Stored entries:
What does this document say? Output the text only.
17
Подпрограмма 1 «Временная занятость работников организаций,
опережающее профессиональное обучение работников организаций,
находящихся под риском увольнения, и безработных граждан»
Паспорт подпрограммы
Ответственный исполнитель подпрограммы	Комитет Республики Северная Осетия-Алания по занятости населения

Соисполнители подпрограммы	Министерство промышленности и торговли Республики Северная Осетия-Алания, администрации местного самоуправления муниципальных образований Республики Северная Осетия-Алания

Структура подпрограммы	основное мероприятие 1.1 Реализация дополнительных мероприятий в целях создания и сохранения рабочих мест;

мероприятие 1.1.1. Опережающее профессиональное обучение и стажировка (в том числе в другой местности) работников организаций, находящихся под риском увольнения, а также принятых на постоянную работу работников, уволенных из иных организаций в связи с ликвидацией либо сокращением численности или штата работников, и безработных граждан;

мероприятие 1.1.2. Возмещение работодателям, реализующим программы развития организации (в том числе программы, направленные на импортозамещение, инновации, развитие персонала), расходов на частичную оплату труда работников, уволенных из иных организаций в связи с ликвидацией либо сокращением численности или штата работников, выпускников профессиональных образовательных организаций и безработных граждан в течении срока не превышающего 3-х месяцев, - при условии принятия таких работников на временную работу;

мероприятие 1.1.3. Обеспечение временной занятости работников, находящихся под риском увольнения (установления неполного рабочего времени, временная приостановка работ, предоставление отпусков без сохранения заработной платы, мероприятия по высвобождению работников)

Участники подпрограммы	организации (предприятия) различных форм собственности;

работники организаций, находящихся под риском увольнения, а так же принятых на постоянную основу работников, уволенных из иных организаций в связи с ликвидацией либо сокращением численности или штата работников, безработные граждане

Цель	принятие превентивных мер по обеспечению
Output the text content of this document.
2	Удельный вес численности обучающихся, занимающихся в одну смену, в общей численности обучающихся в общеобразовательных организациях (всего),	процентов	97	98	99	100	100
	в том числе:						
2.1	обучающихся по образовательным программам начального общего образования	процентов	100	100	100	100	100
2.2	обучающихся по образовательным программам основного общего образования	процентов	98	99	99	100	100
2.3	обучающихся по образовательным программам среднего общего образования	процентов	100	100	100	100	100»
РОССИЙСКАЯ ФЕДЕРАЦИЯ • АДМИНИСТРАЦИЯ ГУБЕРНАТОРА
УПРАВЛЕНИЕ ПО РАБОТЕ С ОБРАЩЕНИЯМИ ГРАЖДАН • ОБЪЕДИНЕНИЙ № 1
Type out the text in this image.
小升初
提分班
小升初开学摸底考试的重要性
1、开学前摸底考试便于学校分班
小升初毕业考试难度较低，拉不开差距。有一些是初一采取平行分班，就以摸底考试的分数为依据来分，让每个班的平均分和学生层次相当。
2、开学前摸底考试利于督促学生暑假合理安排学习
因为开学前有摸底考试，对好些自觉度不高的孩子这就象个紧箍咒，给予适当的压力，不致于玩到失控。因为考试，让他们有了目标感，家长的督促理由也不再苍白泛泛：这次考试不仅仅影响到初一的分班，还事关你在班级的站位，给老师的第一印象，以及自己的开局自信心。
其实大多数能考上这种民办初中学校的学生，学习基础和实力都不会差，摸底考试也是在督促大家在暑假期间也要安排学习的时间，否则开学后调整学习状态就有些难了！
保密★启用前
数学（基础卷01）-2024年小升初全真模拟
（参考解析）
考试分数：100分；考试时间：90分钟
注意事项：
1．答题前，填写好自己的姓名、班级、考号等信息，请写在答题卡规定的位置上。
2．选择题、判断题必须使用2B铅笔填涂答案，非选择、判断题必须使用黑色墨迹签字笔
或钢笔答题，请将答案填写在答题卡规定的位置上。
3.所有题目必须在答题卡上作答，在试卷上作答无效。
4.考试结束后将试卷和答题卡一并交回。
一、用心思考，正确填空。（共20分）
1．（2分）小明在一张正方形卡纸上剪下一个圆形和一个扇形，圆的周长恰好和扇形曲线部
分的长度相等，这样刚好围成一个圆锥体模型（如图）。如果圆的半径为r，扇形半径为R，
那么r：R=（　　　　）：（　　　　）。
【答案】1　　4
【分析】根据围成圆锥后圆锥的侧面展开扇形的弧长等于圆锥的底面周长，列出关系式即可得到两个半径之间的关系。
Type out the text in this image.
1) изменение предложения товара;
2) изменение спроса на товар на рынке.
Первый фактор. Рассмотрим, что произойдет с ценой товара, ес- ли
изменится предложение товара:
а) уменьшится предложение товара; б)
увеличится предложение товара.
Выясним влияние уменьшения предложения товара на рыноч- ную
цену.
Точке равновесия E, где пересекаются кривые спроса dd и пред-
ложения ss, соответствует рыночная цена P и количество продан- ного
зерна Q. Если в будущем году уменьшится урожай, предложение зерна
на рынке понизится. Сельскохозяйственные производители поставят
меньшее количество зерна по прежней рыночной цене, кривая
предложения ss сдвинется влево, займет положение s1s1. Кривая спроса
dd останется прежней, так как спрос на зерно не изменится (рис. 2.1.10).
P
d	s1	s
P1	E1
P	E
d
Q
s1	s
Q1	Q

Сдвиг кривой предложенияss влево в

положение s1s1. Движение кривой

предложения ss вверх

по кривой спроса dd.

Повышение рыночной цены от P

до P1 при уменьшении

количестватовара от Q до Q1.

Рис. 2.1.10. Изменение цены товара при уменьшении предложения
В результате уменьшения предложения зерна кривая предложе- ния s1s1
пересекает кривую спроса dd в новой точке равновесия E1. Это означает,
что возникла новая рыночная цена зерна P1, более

Task brief: In the records above, how many lines include "прежней"? Give that number and nothing more.

Completed task: 2